• _DO THIS_:
Select the lines of the records containing the word "motorcycle" and list them.
'''
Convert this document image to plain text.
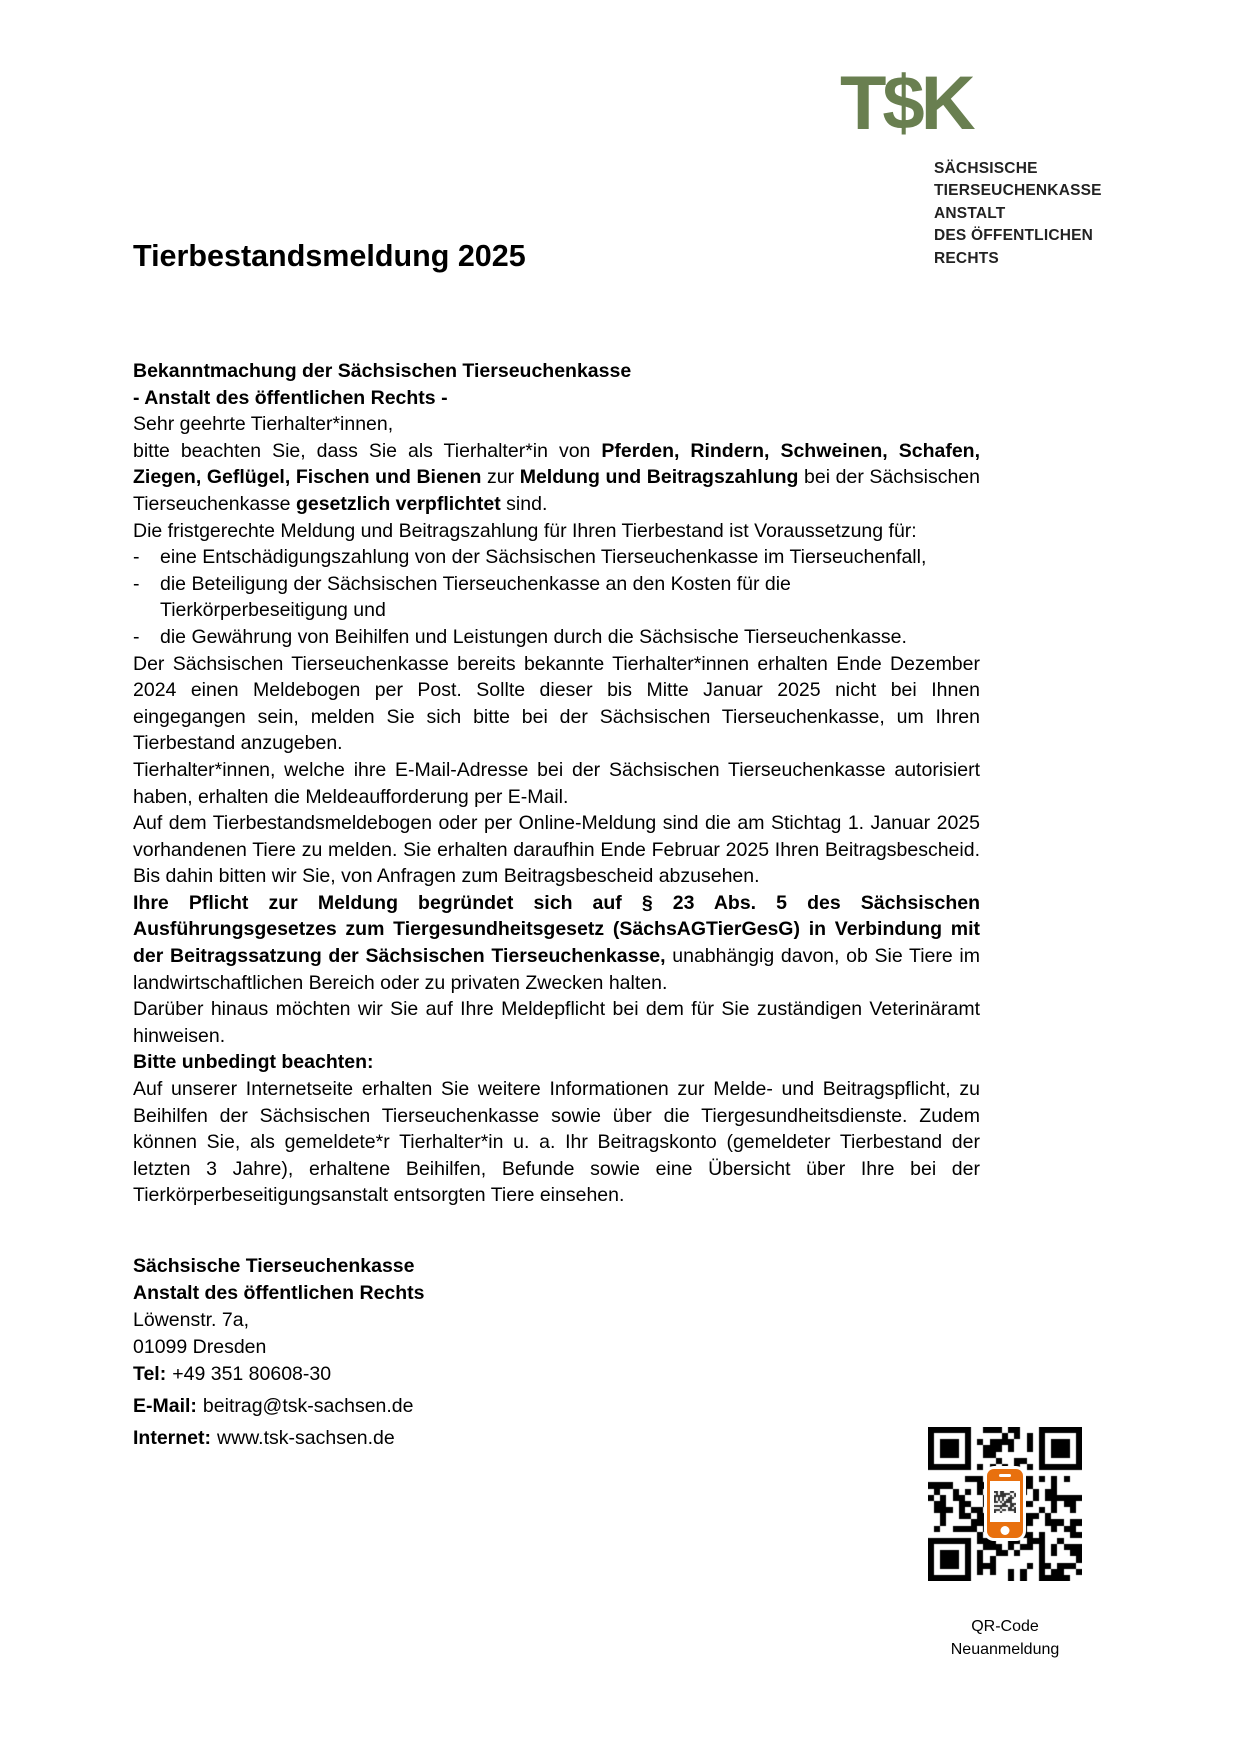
T$K
SÄCHSISCHE
TIERSEUCHENKASSE
ANSTALT
DES ÖFFENTLICHEN
RECHTS
Tierbestandsmeldung 2025
Bekanntmachung der Sächsischen Tierseuchenkasse
- Anstalt des öffentlichen Rechts -

Sehr geehrte Tierhalter*innen,

bitte beachten Sie, dass Sie als Tierhalter*in von Pferden, Rindern, Schweinen, Schafen, Ziegen, Geflügel, Fischen und Bienen zur Meldung und Beitragszahlung bei der Sächsischen Tierseuchenkasse gesetzlich verpflichtet sind.

Die fristgerechte Meldung und Beitragszahlung für Ihren Tierbestand ist Voraussetzung für:
-	eine Entschädigungszahlung von der Sächsischen Tierseuchenkasse im Tierseuchenfall,
-	die Beteiligung der Sächsischen Tierseuchenkasse an den Kosten für die Tierkörperbeseitigung und
-	die Gewährung von Beihilfen und Leistungen durch die Sächsische Tierseuchenkasse.
Der Sächsischen Tierseuchenkasse bereits bekannte Tierhalter*innen erhalten Ende Dezember 2024 einen Meldebogen per Post. Sollte dieser bis Mitte Januar 2025 nicht bei Ihnen eingegangen sein, melden Sie sich bitte bei der Sächsischen Tierseuchenkasse, um Ihren Tierbestand anzugeben.
Tierhalter*innen, welche ihre E-Mail-Adresse bei der Sächsischen Tierseuchenkasse autorisiert haben, erhalten die Meldeaufforderung per E-Mail.

Auf dem Tierbestandsmeldebogen oder per Online-Meldung sind die am Stichtag 1. Januar 2025 vorhandenen Tiere zu melden. Sie erhalten daraufhin Ende Februar 2025 Ihren Beitragsbescheid. Bis dahin bitten wir Sie, von Anfragen zum Beitragsbescheid abzusehen.

Ihre Pflicht zur Meldung begründet sich auf § 23 Abs. 5 des Sächsischen Ausführungsgesetzes zum Tiergesundheitsgesetz (SächsAGTierGesG) in Verbindung mit der Beitragssatzung der Sächsischen Tierseuchenkasse, unabhängig davon, ob Sie Tiere im landwirtschaftlichen Bereich oder zu privaten Zwecken halten.

Darüber hinaus möchten wir Sie auf Ihre Meldepflicht bei dem für Sie zuständigen Veterinäramt hinweisen.

Bitte unbedingt beachten:
Auf unserer Internetseite erhalten Sie weitere Informationen zur Melde- und Beitragspflicht, zu Beihilfen der Sächsischen Tierseuchenkasse sowie über die Tiergesundheitsdienste. Zudem können Sie, als gemeldete*r Tierhalter*in u. a. Ihr Beitragskonto (gemeldeter Tierbestand der letzten 3 Jahre), erhaltene Beihilfen, Befunde sowie eine Übersicht über Ihre bei der Tierkörperbeseitigungsanstalt entsorgten Tiere einsehen.
Sächsische Tierseuchenkasse
Anstalt des öffentlichen Rechts
Löwenstr. 7a,
01099 Dresden
Tel: +49 351 80608-30
E-Mail: beitrag@tsk-sachsen.de
Internet: www.tsk-sachsen.de
QR-Code
Neuanmeldung
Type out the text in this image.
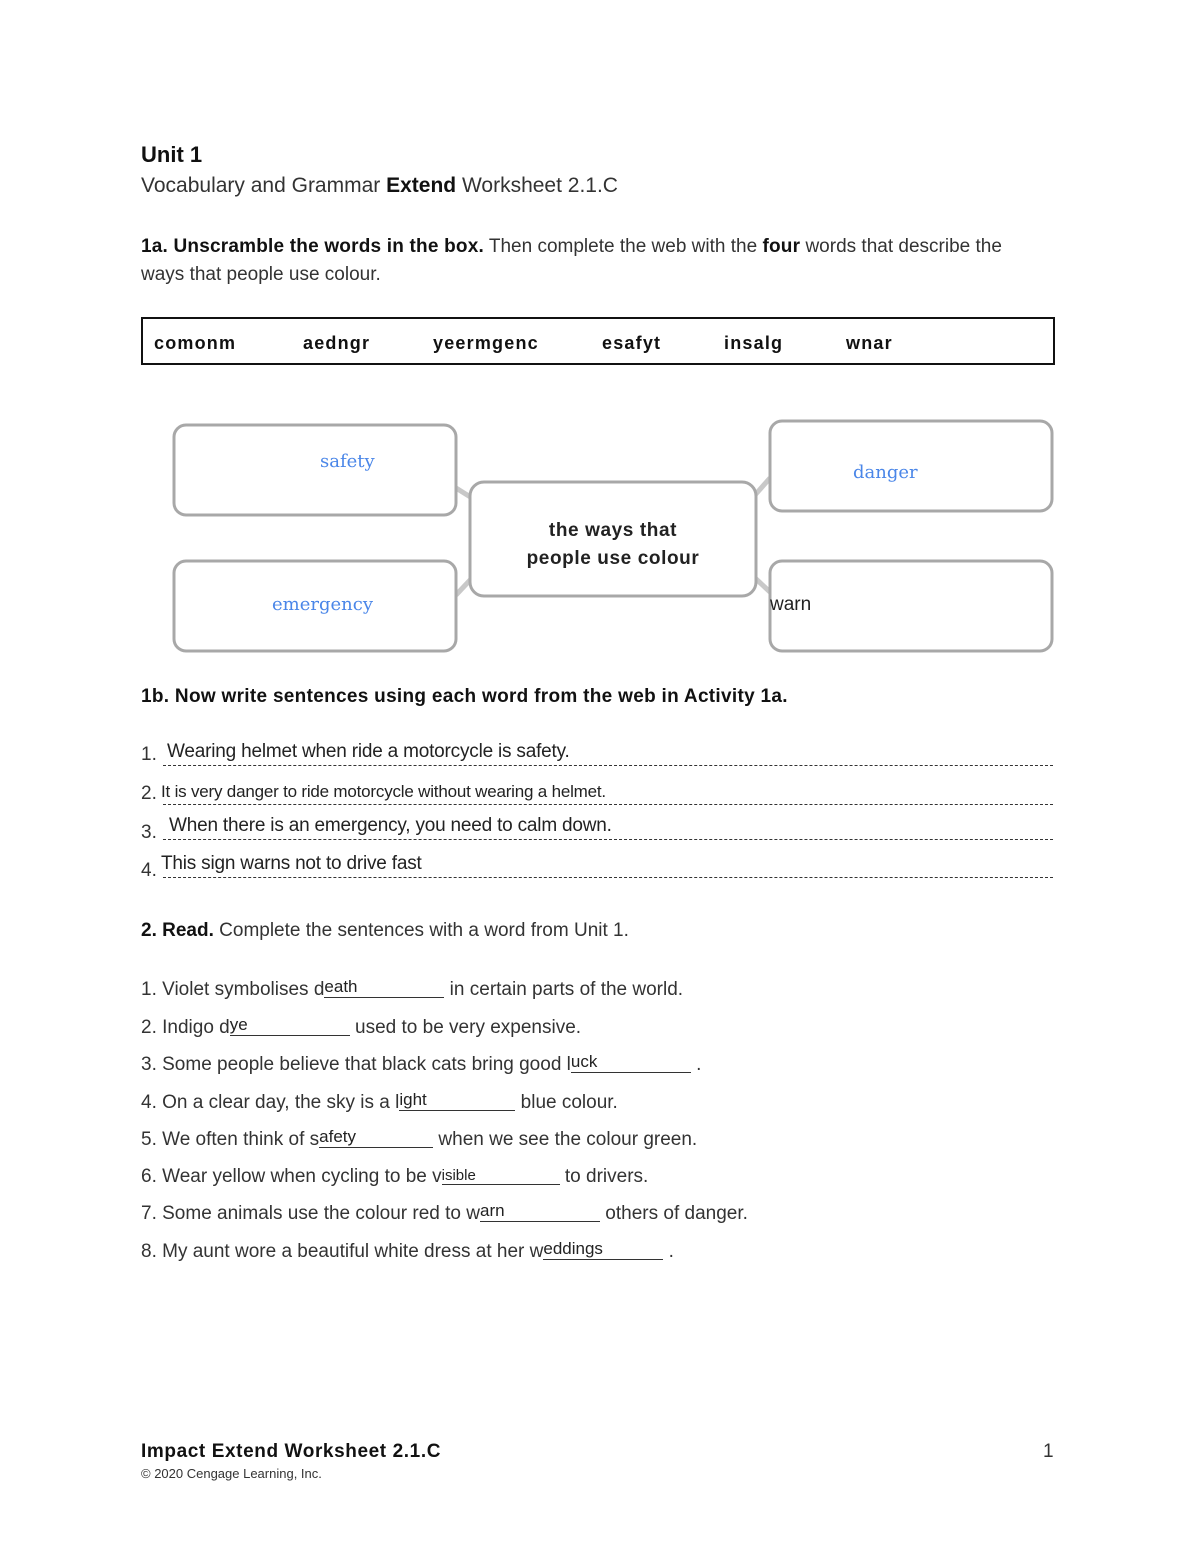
Unit 1
Vocabulary and Grammar Extend Worksheet 2.1.C
1a. Unscramble the words in the box. Then complete the web with the four words that describe the ways that people use colour.
comonm	aedngr	yeermgenc	esafyt	insalg	wnar
safety
danger
emergency	warn
the ways that
people use colour
1b. Now write sentences using each word from the web in Activity 1a.
1. Wearing helmet when ride a motorcycle is safety.
2. It is very danger to ride motorcycle without wearing a helmet.
3. When there is an emergency, you need to calm down.
4. This sign warns not to drive fast
2. Read. Complete the sentences with a word from Unit 1.
1. Violet symbolises d eath	in certain parts of the world.
2. Indigo d ye	used to be very expensive.
3. Some people believe that black cats bring good l uck	.
4. On a clear day, the sky is a l ight	blue colour.
5. We often think of s afety	when we see the colour green.
6. Wear yellow when cycling to be v isible	to drivers.
7. Some animals use the colour red to w arn	others of danger.
8. My aunt wore a beautiful white dress at her w eddings	.
Impact Extend Worksheet 2.1.C
© 2020 Cengage Learning, Inc.
1
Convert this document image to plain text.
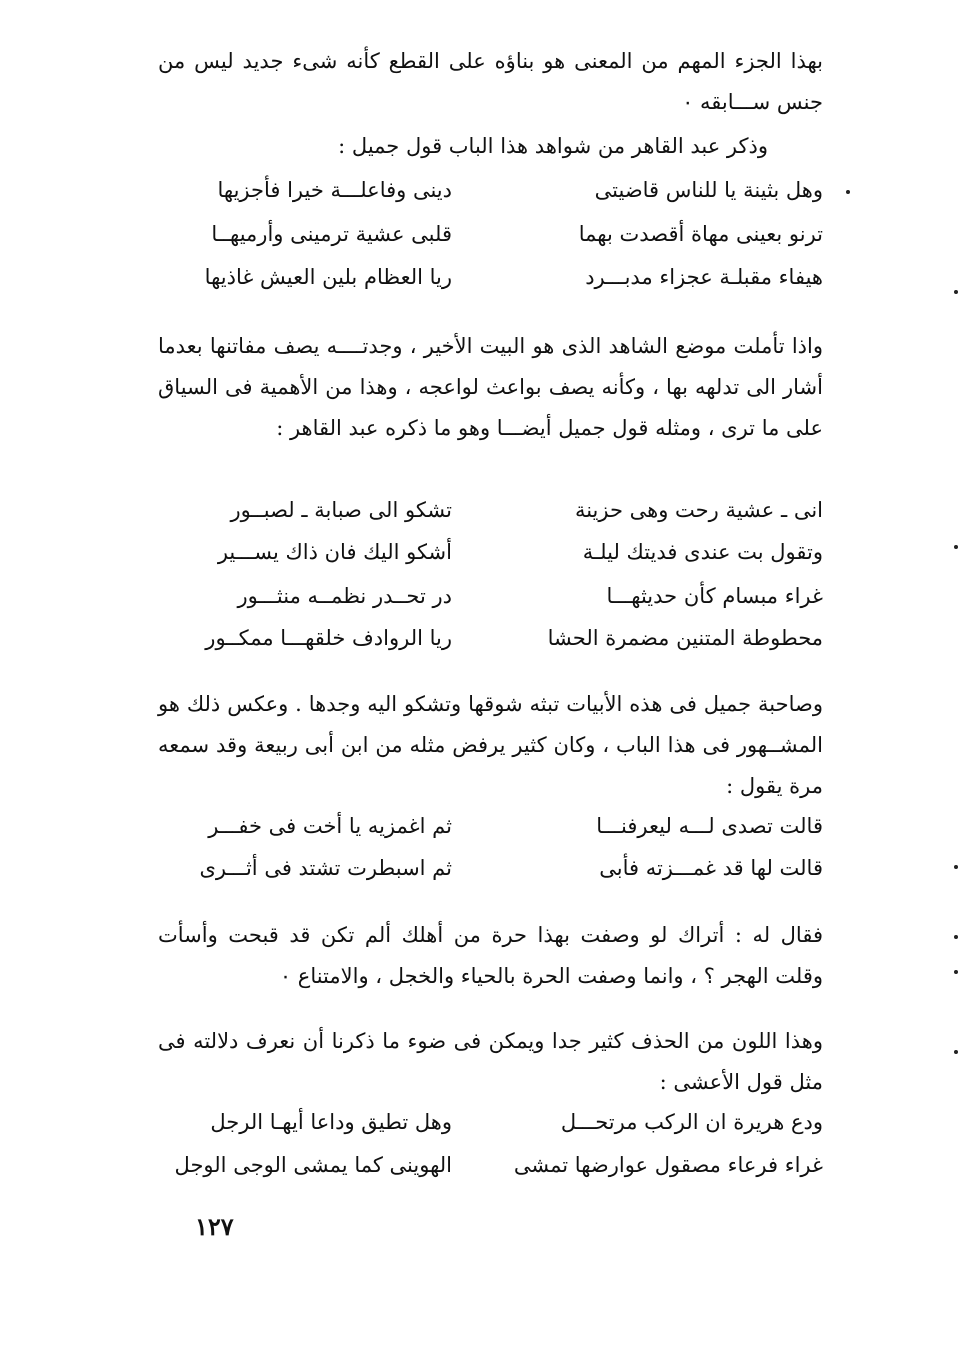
بهذا الجزء المهم من المعنى هو بناؤه على القطع كأنه شىء جديد ليس من جنس ســـابقه ٠
وذكر عبد القاهر من شواهد هذا الباب قول جميل :
وهل بثينة يا للناس قاضيتى
دينى وفاعلـــة خيرا فأجزيها
ترنو بعينى مهاة أقصدت بهما
قلبى عشية ترمينى وأرميهــا
هيفاء مقبلـة عجزاء مدبـــرد
ريا العظام بلين العيش غاذيها
واذا تأملت موضع الشاهد الذى هو البيت الأخير ، وجدتــــه يصف مفاتنها بعدما أشار الى تدلهه بها ، وكأنه يصف بواعث لواعجه ، وهذا من الأهمية فى السياق على ما ترى ، ومثله قول جميل أيضـــا وهو ما ذكره عبد القاهر :
انى ـ عشية رحت وهى حزينة
تشكو الى صبابة ـ لصبــور
وتقول بت عندى فديتك ليلـة
أشكو اليك فان ذاك يســـير
غراء مبسام كأن حديثهـــا
در تحــدر نظمــه منثـــور
محطوطة المتنين مضمرة الحشا
ريا الروادف خلقهـــا ممكــور
وصاحبة جميل فى هذه الأبيات تبثه شوقها وتشكو اليه وجدها . وعكس ذلك هو المشــهور فى هذا الباب ، وكان كثير يرفض مثله من ابن أبى ربيعة وقد سمعه مرة يقول :
قالت تصدى لـــه ليعرفنـــا
ثم اغمزيه يا أخت فى خفـــر
قالت لها قد غمـــزته فأبى
ثم اسبطرت تشتد فى أثـــرى
فقال له : أتراك لو وصفت بهذا حرة من أهلك ألم تكن قد قبحت وأسأت وقلت الهجر ؟ ، وانما وصفت الحرة بالحياء والخجل ، والامتناع ٠
وهذا اللون من الحذف كثير جدا ويمكن فى ضوء ما ذكرنا أن نعرف دلالته فى مثل قول الأعشى :
ودع هريرة ان الركب مرتحـــل
وهل تطيق وداعا أيهـا الرجل
غراء فرعاء مصقول عوارضها تمشى
الهوينى كما يمشى الوجى الوجل
١٢٧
'''
• _PROBLEM SOLUTION_:
1. Wearing helmet when ride a motorcycle is safety.
2. It is very danger to ride motorcycle without wearing a helmet.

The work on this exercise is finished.